[Structured figure records]

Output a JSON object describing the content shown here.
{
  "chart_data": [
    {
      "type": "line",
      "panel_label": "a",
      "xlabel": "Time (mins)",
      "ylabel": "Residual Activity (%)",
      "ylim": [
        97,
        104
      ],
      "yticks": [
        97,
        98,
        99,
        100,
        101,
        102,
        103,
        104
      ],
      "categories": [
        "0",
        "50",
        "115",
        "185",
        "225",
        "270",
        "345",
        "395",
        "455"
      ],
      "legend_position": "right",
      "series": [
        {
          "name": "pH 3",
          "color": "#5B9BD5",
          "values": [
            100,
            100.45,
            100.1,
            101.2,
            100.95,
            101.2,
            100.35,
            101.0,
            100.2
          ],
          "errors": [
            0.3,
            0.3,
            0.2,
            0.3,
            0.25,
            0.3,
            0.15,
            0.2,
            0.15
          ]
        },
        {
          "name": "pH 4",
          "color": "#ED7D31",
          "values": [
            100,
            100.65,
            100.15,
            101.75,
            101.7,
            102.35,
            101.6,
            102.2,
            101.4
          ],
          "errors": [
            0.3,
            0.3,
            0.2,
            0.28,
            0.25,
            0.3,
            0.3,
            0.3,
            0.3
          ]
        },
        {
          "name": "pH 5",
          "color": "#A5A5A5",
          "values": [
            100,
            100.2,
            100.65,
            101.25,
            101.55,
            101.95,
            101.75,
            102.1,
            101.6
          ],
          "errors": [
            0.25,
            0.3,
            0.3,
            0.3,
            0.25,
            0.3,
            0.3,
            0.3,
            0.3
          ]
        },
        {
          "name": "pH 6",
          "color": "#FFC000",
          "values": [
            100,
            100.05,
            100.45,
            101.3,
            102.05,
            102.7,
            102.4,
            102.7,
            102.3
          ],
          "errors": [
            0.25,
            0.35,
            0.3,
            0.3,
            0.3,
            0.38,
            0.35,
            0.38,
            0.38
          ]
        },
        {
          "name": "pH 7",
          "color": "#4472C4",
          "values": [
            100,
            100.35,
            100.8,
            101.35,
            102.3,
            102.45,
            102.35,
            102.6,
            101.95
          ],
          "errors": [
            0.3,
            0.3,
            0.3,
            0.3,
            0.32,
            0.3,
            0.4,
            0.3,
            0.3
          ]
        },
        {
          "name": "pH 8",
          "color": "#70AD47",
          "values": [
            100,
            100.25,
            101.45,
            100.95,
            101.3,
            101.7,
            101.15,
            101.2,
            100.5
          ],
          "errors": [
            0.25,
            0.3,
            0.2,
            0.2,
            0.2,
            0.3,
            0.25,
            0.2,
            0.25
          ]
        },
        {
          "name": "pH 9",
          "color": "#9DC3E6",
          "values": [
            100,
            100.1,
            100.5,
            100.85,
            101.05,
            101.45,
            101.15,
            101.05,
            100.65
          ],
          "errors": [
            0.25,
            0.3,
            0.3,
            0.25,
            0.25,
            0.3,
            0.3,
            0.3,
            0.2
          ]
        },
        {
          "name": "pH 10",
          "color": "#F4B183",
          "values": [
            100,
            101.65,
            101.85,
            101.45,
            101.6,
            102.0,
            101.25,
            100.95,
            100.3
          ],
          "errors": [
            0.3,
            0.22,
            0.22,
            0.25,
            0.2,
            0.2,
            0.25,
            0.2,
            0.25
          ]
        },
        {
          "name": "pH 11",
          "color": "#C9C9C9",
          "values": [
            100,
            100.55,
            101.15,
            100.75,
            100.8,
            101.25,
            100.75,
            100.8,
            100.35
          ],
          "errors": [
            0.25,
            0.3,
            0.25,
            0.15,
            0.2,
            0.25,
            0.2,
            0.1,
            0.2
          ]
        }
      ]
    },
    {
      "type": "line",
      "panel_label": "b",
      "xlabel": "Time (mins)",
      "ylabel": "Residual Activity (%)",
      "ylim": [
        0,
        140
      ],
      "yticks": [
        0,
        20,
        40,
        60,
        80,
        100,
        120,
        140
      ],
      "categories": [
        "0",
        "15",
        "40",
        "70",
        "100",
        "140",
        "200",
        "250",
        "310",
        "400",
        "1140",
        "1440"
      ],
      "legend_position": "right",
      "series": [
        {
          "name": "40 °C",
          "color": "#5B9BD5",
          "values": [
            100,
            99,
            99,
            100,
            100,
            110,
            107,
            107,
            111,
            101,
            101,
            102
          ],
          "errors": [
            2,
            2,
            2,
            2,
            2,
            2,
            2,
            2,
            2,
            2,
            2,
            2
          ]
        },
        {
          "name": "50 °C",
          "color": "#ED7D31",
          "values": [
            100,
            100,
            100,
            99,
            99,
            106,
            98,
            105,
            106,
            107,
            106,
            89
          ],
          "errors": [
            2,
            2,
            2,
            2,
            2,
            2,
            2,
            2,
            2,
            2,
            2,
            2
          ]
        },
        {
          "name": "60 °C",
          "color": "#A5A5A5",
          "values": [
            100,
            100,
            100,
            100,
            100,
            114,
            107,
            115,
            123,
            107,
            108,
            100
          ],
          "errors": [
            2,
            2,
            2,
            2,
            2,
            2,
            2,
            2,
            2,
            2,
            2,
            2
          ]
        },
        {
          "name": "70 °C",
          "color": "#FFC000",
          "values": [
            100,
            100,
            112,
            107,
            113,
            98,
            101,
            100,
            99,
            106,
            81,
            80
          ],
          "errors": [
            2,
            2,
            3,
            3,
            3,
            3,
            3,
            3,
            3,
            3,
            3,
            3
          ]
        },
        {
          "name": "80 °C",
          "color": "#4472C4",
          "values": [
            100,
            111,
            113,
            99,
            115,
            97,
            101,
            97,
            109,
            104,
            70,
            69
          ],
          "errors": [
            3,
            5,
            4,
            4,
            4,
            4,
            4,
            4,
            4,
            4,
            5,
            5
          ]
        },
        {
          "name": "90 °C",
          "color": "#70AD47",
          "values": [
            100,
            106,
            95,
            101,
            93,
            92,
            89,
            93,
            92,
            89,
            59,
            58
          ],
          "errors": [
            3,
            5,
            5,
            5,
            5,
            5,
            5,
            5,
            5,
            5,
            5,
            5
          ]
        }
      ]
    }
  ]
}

Given problem | Copy all of the material word for word.

Written response |
Output a JSON object describing the content shown here.
{
  "chart_data": [
    {
      "type": "line",
      "panel_label": "a",
      "xlabel": "Time (mins)",
      "ylabel": "Residual Activity (%)",
      "ylim": [
        97,
        104
      ],
      "yticks": [
        97,
        98,
        99,
        100,
        101,
        102,
        103,
        104
      ],
      "categories": [
        "0",
        "50",
        "115",
        "185",
        "225",
        "270",
        "345",
        "395",
        "455"
      ],
      "legend_position": "right",
      "series": [
        {
          "name": "pH 3",
          "color": "#5B9BD5",
          "values": [
            100,
            100.45,
            100.1,
            101.2,
            100.95,
            101.2,
            100.35,
            101.0,
            100.2
          ],
          "errors": [
            0.3,
            0.3,
            0.2,
            0.3,
            0.25,
            0.3,
            0.15,
            0.2,
            0.15
          ]
        },
        {
          "name": "pH 4",
          "color": "#ED7D31",
          "values": [
            100,
            100.65,
            100.15,
            101.75,
            101.7,
            102.35,
            101.6,
            102.2,
            101.4
          ],
          "errors": [
            0.3,
            0.3,
            0.2,
            0.28,
            0.25,
            0.3,
            0.3,
            0.3,
            0.3
          ]
        },
        {
          "name": "pH 5",
          "color": "#A5A5A5",
          "values": [
            100,
            100.2,
            100.65,
            101.25,
            101.55,
            101.95,
            101.75,
            102.1,
            101.6
          ],
          "errors": [
            0.25,
            0.3,
            0.3,
            0.3,
            0.25,
            0.3,
            0.3,
            0.3,
            0.3
          ]
        },
        {
          "name": "pH 6",
          "color": "#FFC000",
          "values": [
            100,
            100.05,
            100.45,
            101.3,
            102.05,
            102.7,
            102.4,
            102.7,
            102.3
          ],
          "errors": [
            0.25,
            0.35,
            0.3,
            0.3,
            0.3,
            0.38,
            0.35,
            0.38,
            0.38
          ]
        },
        {
          "name": "pH 7",
          "color": "#4472C4",
          "values": [
            100,
            100.35,
            100.8,
            101.35,
            102.3,
            102.45,
            102.35,
            102.6,
            101.95
          ],
          "errors": [
            0.3,
            0.3,
            0.3,
            0.3,
            0.32,
            0.3,
            0.4,
            0.3,
            0.3
          ]
        },
        {
          "name": "pH 8",
          "color": "#70AD47",
          "values": [
            100,
            100.25,
            101.45,
            100.95,
            101.3,
            101.7,
            101.15,
            101.2,
            100.5
          ],
          "errors": [
            0.25,
            0.3,
            0.2,
            0.2,
            0.2,
            0.3,
            0.25,
            0.2,
            0.25
          ]
        },
        {
          "name": "pH 9",
          "color": "#9DC3E6",
          "values": [
            100,
            100.1,
            100.5,
            100.85,
            101.05,
            101.45,
            101.15,
            101.05,
            100.65
          ],
          "errors": [
            0.25,
            0.3,
            0.3,
            0.25,
            0.25,
            0.3,
            0.3,
            0.3,
            0.2
          ]
        },
        {
          "name": "pH 10",
          "color": "#F4B183",
          "values": [
            100,
            101.65,
            101.85,
            101.45,
            101.6,
            102.0,
            101.25,
            100.95,
            100.3
          ],
          "errors": [
            0.3,
            0.22,
            0.22,
            0.25,
            0.2,
            0.2,
            0.25,
            0.2,
            0.25
          ]
        },
        {
          "name": "pH 11",
          "color": "#C9C9C9",
          "values": [
            100,
            100.55,
            101.15,
            100.75,
            100.8,
            101.25,
            100.75,
            100.8,
            100.35
          ],
          "errors": [
            0.25,
            0.3,
            0.25,
            0.15,
            0.2,
            0.25,
            0.2,
            0.1,
            0.2
          ]
        }
      ]
    },
    {
      "type": "line",
      "panel_label": "b",
      "xlabel": "Time (mins)",
      "ylabel": "Residual Activity (%)",
      "ylim": [
        0,
        140
      ],
      "yticks": [
        0,
        20,
        40,
        60,
        80,
        100,
        120,
        140
      ],
      "categories": [
        "0",
        "15",
        "40",
        "70",
        "100",
        "140",
        "200",
        "250",
        "310",
        "400",
        "1140",
        "1440"
      ],
      "legend_position": "right",
      "series": [
        {
          "name": "40 °C",
          "color": "#5B9BD5",
          "values": [
            100,
            99,
            99,
            100,
            100,
            110,
            107,
            107,
            111,
            101,
            101,
            102
          ],
          "errors": [
            2,
            2,
            2,
            2,
            2,
            2,
            2,
            2,
            2,
            2,
            2,
            2
          ]
        },
        {
          "name": "50 °C",
          "color": "#ED7D31",
          "values": [
            100,
            100,
            100,
            99,
            99,
            106,
            98,
            105,
            106,
            107,
            106,
            89
          ],
          "errors": [
            2,
            2,
            2,
            2,
            2,
            2,
            2,
            2,
            2,
            2,
            2,
            2
          ]
        },
        {
          "name": "60 °C",
          "color": "#A5A5A5",
          "values": [
            100,
            100,
            100,
            100,
            100,
            114,
            107,
            115,
            123,
            107,
            108,
            100
          ],
          "errors": [
            2,
            2,
            2,
            2,
            2,
            2,
            2,
            2,
            2,
            2,
            2,
            2
          ]
        },
        {
          "name": "70 °C",
          "color": "#FFC000",
          "values": [
            100,
            100,
            112,
            107,
            113,
            98,
            101,
            100,
            99,
            106,
            81,
            80
          ],
          "errors": [
            2,
            2,
            3,
            3,
            3,
            3,
            3,
            3,
            3,
            3,
            3,
            3
          ]
        },
        {
          "name": "80 °C",
          "color": "#4472C4",
          "values": [
            100,
            111,
            113,
            99,
            115,
            97,
            101,
            97,
            109,
            104,
            70,
            69
          ],
          "errors": [
            3,
            5,
            4,
            4,
            4,
            4,
            4,
            4,
            4,
            4,
            5,
            5
          ]
        },
        {
          "name": "90 °C",
          "color": "#70AD47",
          "values": [
            100,
            106,
            95,
            101,
            93,
            92,
            89,
            93,
            92,
            89,
            59,
            58
          ],
          "errors": [
            3,
            5,
            5,
            5,
            5,
            5,
            5,
            5,
            5,
            5,
            5,
            5
          ]
        }
      ]
    }
  ]
}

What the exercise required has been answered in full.